BEGIN DATA ENTRIES

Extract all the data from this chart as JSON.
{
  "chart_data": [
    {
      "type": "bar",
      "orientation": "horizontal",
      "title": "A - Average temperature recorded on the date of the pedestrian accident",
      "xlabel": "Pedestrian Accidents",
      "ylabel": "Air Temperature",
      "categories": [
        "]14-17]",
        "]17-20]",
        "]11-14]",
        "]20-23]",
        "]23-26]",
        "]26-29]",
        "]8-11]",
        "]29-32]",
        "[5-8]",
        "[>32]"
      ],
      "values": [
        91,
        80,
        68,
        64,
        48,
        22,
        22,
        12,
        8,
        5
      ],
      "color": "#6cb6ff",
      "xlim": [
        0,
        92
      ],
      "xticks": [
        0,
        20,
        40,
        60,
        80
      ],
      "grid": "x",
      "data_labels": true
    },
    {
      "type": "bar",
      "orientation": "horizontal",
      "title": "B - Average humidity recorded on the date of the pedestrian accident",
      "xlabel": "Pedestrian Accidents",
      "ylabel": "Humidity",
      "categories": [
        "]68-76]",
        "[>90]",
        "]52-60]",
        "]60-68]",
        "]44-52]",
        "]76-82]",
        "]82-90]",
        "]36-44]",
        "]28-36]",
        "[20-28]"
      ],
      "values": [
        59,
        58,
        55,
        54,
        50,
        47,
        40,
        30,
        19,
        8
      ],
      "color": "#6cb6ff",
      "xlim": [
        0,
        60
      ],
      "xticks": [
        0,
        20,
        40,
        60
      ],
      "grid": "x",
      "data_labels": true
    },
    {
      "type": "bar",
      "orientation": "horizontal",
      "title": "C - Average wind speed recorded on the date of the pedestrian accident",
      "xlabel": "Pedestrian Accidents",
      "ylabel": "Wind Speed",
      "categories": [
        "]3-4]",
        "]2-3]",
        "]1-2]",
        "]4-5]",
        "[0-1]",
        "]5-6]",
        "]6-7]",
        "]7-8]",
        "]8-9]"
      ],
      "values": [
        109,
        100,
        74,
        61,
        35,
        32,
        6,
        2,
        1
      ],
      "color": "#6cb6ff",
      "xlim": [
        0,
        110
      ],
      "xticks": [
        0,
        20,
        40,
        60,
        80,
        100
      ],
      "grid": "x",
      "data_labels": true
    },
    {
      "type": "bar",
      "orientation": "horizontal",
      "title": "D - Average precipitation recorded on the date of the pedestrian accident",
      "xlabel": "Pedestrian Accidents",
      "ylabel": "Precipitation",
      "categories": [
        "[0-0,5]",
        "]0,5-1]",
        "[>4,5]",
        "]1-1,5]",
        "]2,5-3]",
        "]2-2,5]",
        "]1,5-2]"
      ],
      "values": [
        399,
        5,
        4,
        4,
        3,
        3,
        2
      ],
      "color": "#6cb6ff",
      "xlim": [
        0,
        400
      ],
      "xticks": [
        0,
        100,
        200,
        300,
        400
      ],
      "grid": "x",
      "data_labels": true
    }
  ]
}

END DATA ENTRIES

▸ **GIVEN TASK**:
Identify every line where the string "date" appears.

▸ **RESULT OF THE EXERCISE**:
      "title": "A - Average temperature recorded on the date of the pedestrian accident",
      "title": "B - Average humidity recorded on the date of the pedestrian accident",
      "title": "C - Average wind speed recorded on the date of the pedestrian accident",
      "title": "D - Average precipitation recorded on the date of the pedestrian accident",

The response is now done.